Records from a collection:
##############################

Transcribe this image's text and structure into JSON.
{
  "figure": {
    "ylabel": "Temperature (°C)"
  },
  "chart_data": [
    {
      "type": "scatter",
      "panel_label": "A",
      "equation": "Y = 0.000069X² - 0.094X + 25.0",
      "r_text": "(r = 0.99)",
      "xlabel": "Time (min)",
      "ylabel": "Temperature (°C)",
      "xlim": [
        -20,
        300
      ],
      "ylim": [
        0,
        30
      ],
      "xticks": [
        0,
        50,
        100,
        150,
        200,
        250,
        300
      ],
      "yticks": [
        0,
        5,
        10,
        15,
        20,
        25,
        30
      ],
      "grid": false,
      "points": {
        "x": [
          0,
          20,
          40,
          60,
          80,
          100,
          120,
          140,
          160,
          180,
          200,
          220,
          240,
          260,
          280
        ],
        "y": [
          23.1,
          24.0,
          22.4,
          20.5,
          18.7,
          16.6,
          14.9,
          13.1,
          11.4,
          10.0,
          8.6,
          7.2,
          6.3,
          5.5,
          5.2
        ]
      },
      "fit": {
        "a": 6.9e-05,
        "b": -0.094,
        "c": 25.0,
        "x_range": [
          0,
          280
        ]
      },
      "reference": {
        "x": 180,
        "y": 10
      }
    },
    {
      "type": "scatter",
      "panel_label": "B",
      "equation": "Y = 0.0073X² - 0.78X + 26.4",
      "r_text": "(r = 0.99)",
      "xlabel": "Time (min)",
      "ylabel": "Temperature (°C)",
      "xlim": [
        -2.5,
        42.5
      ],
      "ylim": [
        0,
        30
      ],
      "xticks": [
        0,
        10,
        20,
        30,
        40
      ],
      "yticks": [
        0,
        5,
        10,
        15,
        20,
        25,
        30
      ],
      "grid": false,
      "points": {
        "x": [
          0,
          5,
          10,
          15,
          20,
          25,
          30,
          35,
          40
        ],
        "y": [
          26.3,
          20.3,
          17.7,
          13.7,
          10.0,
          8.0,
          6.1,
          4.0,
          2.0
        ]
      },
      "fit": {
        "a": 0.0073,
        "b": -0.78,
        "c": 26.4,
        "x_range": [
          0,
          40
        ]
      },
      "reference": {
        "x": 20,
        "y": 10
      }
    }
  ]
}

##############################

## EXERCISE BRIEF
Transcribe every entry exactly.

## TASK RESPONSE
Transcribe this image's text and structure into JSON.
{
  "figure": {
    "ylabel": "Temperature (°C)"
  },
  "chart_data": [
    {
      "type": "scatter",
      "panel_label": "A",
      "equation": "Y = 0.000069X² - 0.094X + 25.0",
      "r_text": "(r = 0.99)",
      "xlabel": "Time (min)",
      "ylabel": "Temperature (°C)",
      "xlim": [
        -20,
        300
      ],
      "ylim": [
        0,
        30
      ],
      "xticks": [
        0,
        50,
        100,
        150,
        200,
        250,
        300
      ],
      "yticks": [
        0,
        5,
        10,
        15,
        20,
        25,
        30
      ],
      "grid": false,
      "points": {
        "x": [
          0,
          20,
          40,
          60,
          80,
          100,
          120,
          140,
          160,
          180,
          200,
          220,
          240,
          260,
          280
        ],
        "y": [
          23.1,
          24.0,
          22.4,
          20.5,
          18.7,
          16.6,
          14.9,
          13.1,
          11.4,
          10.0,
          8.6,
          7.2,
          6.3,
          5.5,
          5.2
        ]
      },
      "fit": {
        "a": 6.9e-05,
        "b": -0.094,
        "c": 25.0,
        "x_range": [
          0,
          280
        ]
      },
      "reference": {
        "x": 180,
        "y": 10
      }
    },
    {
      "type": "scatter",
      "panel_label": "B",
      "equation": "Y = 0.0073X² - 0.78X + 26.4",
      "r_text": "(r = 0.99)",
      "xlabel": "Time (min)",
      "ylabel": "Temperature (°C)",
      "xlim": [
        -2.5,
        42.5
      ],
      "ylim": [
        0,
        30
      ],
      "xticks": [
        0,
        10,
        20,
        30,
        40
      ],
      "yticks": [
        0,
        5,
        10,
        15,
        20,
        25,
        30
      ],
      "grid": false,
      "points": {
        "x": [
          0,
          5,
          10,
          15,
          20,
          25,
          30,
          35,
          40
        ],
        "y": [
          26.3,
          20.3,
          17.7,
          13.7,
          10.0,
          8.0,
          6.1,
          4.0,
          2.0
        ]
      },
      "fit": {
        "a": 0.0073,
        "b": -0.78,
        "c": 26.4,
        "x_range": [
          0,
          40
        ]
      },
      "reference": {
        "x": 20,
        "y": 10
      }
    }
  ]
}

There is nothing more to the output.